Written instruction
The records that follow are to be transcribed in full, without their images.

Supplied entries

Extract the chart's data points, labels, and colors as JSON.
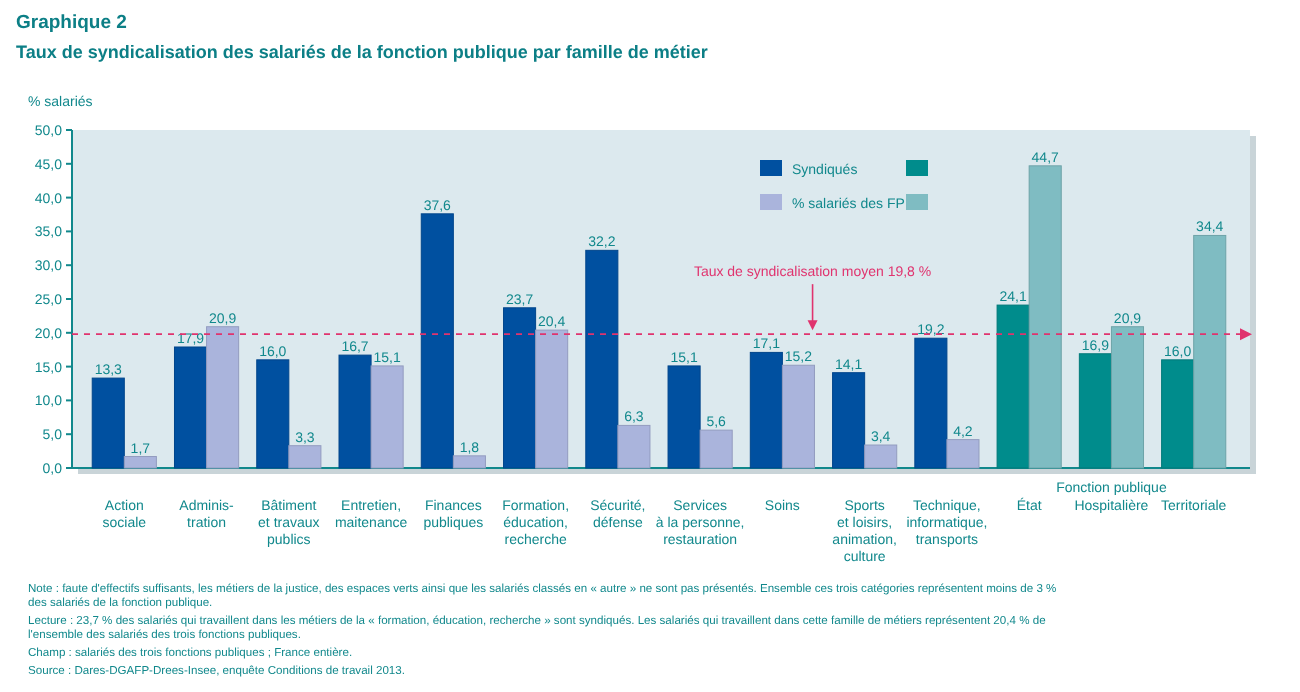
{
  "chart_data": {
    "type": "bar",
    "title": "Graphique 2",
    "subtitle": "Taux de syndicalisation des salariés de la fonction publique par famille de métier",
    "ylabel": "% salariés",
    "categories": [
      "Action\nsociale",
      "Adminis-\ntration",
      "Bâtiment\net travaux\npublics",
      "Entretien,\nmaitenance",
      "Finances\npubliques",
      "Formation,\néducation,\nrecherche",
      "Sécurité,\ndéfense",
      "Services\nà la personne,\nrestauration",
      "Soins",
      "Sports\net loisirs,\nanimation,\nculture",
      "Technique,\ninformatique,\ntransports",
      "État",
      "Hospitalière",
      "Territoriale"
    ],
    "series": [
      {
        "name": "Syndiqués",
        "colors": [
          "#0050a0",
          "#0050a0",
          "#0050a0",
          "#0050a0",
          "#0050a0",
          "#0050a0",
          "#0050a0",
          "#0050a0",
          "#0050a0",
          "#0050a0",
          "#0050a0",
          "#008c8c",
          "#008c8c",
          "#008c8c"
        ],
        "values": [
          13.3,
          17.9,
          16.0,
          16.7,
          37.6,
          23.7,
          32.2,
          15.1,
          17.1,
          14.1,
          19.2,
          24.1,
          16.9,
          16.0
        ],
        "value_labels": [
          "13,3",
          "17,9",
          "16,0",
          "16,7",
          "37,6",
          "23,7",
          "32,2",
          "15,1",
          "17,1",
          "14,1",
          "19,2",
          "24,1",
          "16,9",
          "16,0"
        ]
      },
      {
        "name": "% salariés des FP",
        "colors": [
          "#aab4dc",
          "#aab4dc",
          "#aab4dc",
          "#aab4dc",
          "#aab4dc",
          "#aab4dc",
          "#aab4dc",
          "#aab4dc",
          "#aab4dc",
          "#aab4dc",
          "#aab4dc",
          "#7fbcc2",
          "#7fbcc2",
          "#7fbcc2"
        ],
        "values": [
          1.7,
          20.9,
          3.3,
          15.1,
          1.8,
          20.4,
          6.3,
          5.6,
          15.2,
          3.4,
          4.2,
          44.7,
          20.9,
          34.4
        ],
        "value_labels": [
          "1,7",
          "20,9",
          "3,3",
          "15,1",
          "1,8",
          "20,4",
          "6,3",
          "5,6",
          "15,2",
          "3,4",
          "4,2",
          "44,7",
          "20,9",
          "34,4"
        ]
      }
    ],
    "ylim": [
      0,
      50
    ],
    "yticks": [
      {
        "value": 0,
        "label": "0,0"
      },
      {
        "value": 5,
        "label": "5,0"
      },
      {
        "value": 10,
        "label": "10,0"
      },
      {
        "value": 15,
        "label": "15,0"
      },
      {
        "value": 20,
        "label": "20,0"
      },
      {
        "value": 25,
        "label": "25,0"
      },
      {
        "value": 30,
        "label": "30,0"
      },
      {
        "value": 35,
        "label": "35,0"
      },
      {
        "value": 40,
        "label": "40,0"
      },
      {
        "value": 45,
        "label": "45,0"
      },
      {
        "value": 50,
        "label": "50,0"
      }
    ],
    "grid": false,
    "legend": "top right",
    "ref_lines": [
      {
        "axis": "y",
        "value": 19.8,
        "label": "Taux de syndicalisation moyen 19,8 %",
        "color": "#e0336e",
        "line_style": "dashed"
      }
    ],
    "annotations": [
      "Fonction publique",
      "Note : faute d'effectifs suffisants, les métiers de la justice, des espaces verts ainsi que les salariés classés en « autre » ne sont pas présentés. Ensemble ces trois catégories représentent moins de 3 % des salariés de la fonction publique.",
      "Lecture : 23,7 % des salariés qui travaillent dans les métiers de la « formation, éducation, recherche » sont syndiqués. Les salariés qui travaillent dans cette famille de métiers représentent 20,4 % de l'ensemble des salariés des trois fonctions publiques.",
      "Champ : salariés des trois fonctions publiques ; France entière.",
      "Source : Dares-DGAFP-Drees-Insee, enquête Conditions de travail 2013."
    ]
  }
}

Solved problem
Extract the chart's data points, labels, and colors as JSON.
{
  "chart_data": {
    "type": "bar",
    "title": "Graphique 2",
    "subtitle": "Taux de syndicalisation des salariés de la fonction publique par famille de métier",
    "ylabel": "% salariés",
    "categories": [
      "Action\nsociale",
      "Adminis-\ntration",
      "Bâtiment\net travaux\npublics",
      "Entretien,\nmaitenance",
      "Finances\npubliques",
      "Formation,\néducation,\nrecherche",
      "Sécurité,\ndéfense",
      "Services\nà la personne,\nrestauration",
      "Soins",
      "Sports\net loisirs,\nanimation,\nculture",
      "Technique,\ninformatique,\ntransports",
      "État",
      "Hospitalière",
      "Territoriale"
    ],
    "series": [
      {
        "name": "Syndiqués",
        "colors": [
          "#0050a0",
          "#0050a0",
          "#0050a0",
          "#0050a0",
          "#0050a0",
          "#0050a0",
          "#0050a0",
          "#0050a0",
          "#0050a0",
          "#0050a0",
          "#0050a0",
          "#008c8c",
          "#008c8c",
          "#008c8c"
        ],
        "values": [
          13.3,
          17.9,
          16.0,
          16.7,
          37.6,
          23.7,
          32.2,
          15.1,
          17.1,
          14.1,
          19.2,
          24.1,
          16.9,
          16.0
        ],
        "value_labels": [
          "13,3",
          "17,9",
          "16,0",
          "16,7",
          "37,6",
          "23,7",
          "32,2",
          "15,1",
          "17,1",
          "14,1",
          "19,2",
          "24,1",
          "16,9",
          "16,0"
        ]
      },
      {
        "name": "% salariés des FP",
        "colors": [
          "#aab4dc",
          "#aab4dc",
          "#aab4dc",
          "#aab4dc",
          "#aab4dc",
          "#aab4dc",
          "#aab4dc",
          "#aab4dc",
          "#aab4dc",
          "#aab4dc",
          "#aab4dc",
          "#7fbcc2",
          "#7fbcc2",
          "#7fbcc2"
        ],
        "values": [
          1.7,
          20.9,
          3.3,
          15.1,
          1.8,
          20.4,
          6.3,
          5.6,
          15.2,
          3.4,
          4.2,
          44.7,
          20.9,
          34.4
        ],
        "value_labels": [
          "1,7",
          "20,9",
          "3,3",
          "15,1",
          "1,8",
          "20,4",
          "6,3",
          "5,6",
          "15,2",
          "3,4",
          "4,2",
          "44,7",
          "20,9",
          "34,4"
        ]
      }
    ],
    "ylim": [
      0,
      50
    ],
    "yticks": [
      {
        "value": 0,
        "label": "0,0"
      },
      {
        "value": 5,
        "label": "5,0"
      },
      {
        "value": 10,
        "label": "10,0"
      },
      {
        "value": 15,
        "label": "15,0"
      },
      {
        "value": 20,
        "label": "20,0"
      },
      {
        "value": 25,
        "label": "25,0"
      },
      {
        "value": 30,
        "label": "30,0"
      },
      {
        "value": 35,
        "label": "35,0"
      },
      {
        "value": 40,
        "label": "40,0"
      },
      {
        "value": 45,
        "label": "45,0"
      },
      {
        "value": 50,
        "label": "50,0"
      }
    ],
    "grid": false,
    "legend": "top right",
    "ref_lines": [
      {
        "axis": "y",
        "value": 19.8,
        "label": "Taux de syndicalisation moyen 19,8 %",
        "color": "#e0336e",
        "line_style": "dashed"
      }
    ],
    "annotations": [
      "Fonction publique",
      "Note : faute d'effectifs suffisants, les métiers de la justice, des espaces verts ainsi que les salariés classés en « autre » ne sont pas présentés. Ensemble ces trois catégories représentent moins de 3 % des salariés de la fonction publique.",
      "Lecture : 23,7 % des salariés qui travaillent dans les métiers de la « formation, éducation, recherche » sont syndiqués. Les salariés qui travaillent dans cette famille de métiers représentent 20,4 % de l'ensemble des salariés des trois fonctions publiques.",
      "Champ : salariés des trois fonctions publiques ; France entière.",
      "Source : Dares-DGAFP-Drees-Insee, enquête Conditions de travail 2013."
    ]
  }
}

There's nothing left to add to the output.